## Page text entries
************

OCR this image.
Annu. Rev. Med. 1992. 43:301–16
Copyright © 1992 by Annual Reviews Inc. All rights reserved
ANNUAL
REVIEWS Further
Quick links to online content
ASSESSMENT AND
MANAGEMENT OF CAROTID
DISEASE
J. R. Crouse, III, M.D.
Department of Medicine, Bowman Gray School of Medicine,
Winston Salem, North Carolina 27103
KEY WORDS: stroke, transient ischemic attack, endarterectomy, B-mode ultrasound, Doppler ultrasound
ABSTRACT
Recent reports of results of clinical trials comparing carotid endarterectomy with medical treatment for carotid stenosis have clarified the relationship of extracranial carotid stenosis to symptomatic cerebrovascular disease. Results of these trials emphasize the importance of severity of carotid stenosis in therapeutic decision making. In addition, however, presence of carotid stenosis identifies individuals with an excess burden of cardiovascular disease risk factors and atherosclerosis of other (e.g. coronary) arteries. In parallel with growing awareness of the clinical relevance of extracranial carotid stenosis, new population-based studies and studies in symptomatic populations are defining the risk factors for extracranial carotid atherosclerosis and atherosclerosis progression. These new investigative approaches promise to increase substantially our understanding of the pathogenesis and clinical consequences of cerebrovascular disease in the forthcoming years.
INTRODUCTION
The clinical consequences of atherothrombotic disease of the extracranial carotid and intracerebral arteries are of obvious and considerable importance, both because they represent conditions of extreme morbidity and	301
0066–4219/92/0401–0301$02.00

************

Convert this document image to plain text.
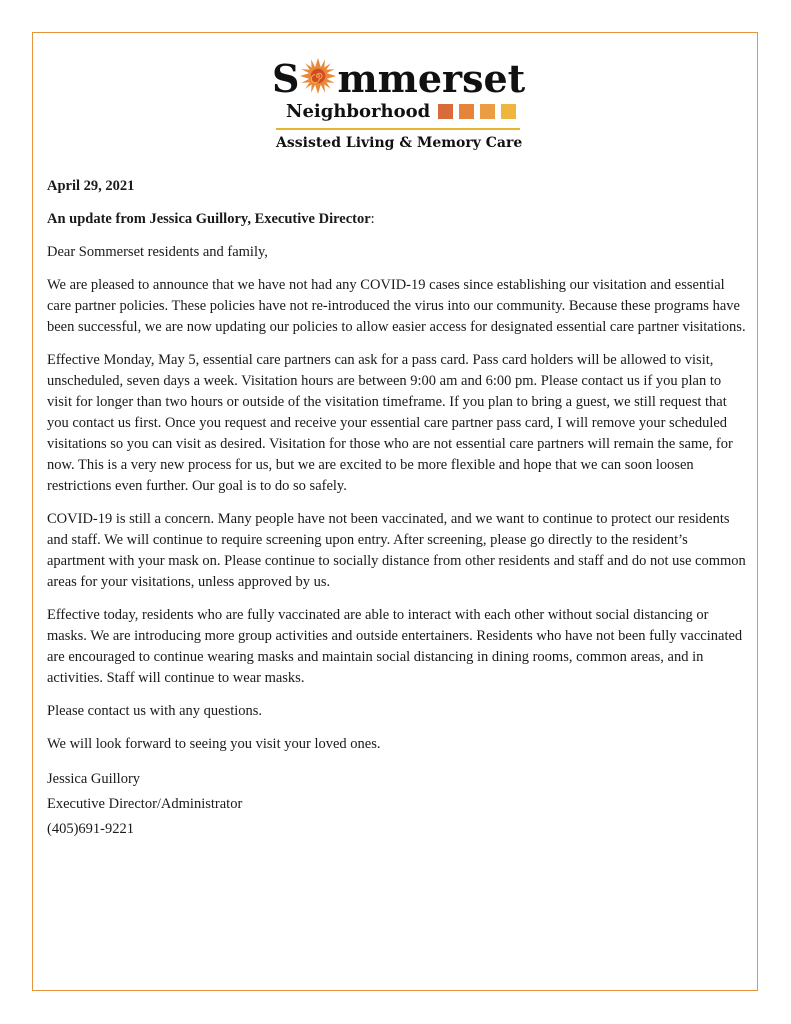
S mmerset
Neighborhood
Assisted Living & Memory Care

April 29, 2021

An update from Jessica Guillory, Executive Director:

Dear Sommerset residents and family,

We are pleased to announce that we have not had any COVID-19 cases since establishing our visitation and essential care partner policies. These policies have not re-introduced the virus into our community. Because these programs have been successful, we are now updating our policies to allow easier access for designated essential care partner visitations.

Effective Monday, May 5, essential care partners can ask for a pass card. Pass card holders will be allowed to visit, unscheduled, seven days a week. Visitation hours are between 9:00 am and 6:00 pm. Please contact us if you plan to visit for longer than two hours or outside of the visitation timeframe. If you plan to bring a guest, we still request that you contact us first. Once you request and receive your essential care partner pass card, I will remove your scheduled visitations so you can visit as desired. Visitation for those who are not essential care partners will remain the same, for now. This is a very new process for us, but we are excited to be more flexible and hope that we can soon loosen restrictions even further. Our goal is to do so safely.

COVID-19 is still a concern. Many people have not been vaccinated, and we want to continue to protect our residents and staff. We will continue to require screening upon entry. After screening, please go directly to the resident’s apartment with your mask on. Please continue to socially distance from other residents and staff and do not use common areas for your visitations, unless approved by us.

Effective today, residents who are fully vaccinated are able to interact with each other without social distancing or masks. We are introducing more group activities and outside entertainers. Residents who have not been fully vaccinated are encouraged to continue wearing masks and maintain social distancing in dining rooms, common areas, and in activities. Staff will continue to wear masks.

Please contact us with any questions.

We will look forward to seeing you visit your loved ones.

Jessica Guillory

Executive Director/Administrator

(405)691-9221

************

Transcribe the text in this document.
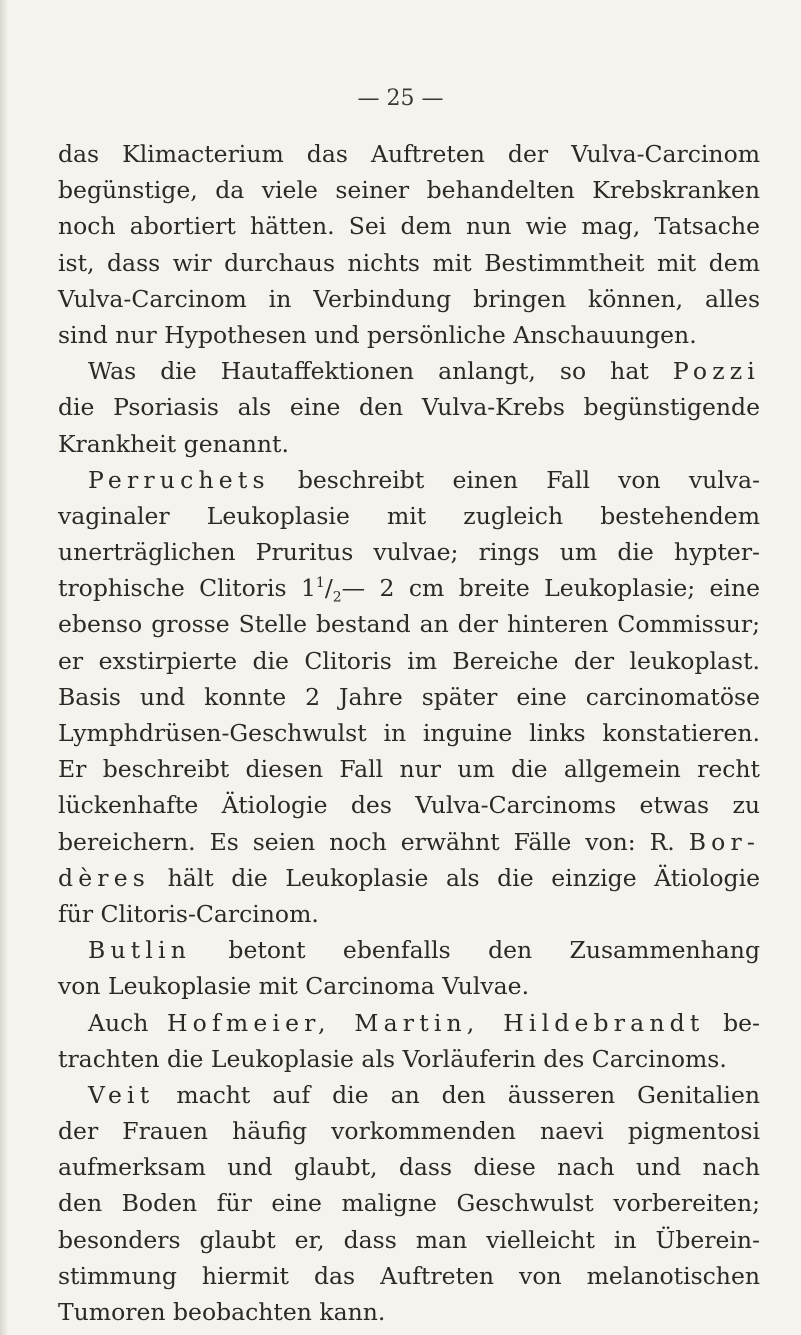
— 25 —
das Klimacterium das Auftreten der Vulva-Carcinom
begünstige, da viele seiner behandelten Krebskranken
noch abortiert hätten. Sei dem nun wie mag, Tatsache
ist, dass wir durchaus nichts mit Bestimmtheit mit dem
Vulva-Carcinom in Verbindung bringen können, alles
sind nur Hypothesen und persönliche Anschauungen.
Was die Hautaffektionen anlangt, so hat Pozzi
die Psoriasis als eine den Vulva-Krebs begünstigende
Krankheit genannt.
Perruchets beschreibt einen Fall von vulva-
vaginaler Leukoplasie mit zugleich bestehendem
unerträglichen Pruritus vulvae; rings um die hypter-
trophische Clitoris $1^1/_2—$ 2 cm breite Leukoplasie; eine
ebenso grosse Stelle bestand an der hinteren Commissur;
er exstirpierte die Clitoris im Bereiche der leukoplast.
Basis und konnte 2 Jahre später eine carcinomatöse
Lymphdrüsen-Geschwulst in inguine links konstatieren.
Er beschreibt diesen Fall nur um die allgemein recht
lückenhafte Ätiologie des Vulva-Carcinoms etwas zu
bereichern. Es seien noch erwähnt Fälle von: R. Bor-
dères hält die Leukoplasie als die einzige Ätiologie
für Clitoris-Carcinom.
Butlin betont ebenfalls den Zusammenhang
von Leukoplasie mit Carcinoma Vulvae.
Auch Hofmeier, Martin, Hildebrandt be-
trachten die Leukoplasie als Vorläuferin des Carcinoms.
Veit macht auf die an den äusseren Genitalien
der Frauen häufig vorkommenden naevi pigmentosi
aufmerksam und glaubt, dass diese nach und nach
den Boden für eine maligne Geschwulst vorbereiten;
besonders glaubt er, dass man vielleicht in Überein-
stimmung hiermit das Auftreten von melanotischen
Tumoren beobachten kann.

************

## Task to carry out
All lines of the data above that include the word "areas" must be shown.

## Task response
COVID-19 is still a concern. Many people have not been vaccinated, and we want to continue to protect our residents and staff. We will continue to require screening upon entry. After screening, please go directly to the resident’s apartment with your mask on. Please continue to socially distance from other residents and staff and do not use common areas for your visitations, unless approved by us.
Effective today, residents who are fully vaccinated are able to interact with each other without social distancing or masks. We are introducing more group activities and outside entertainers. Residents who have not been fully vaccinated are encouraged to continue wearing masks and maintain social distancing in dining rooms, common areas, and in activities. Staff will continue to wear masks.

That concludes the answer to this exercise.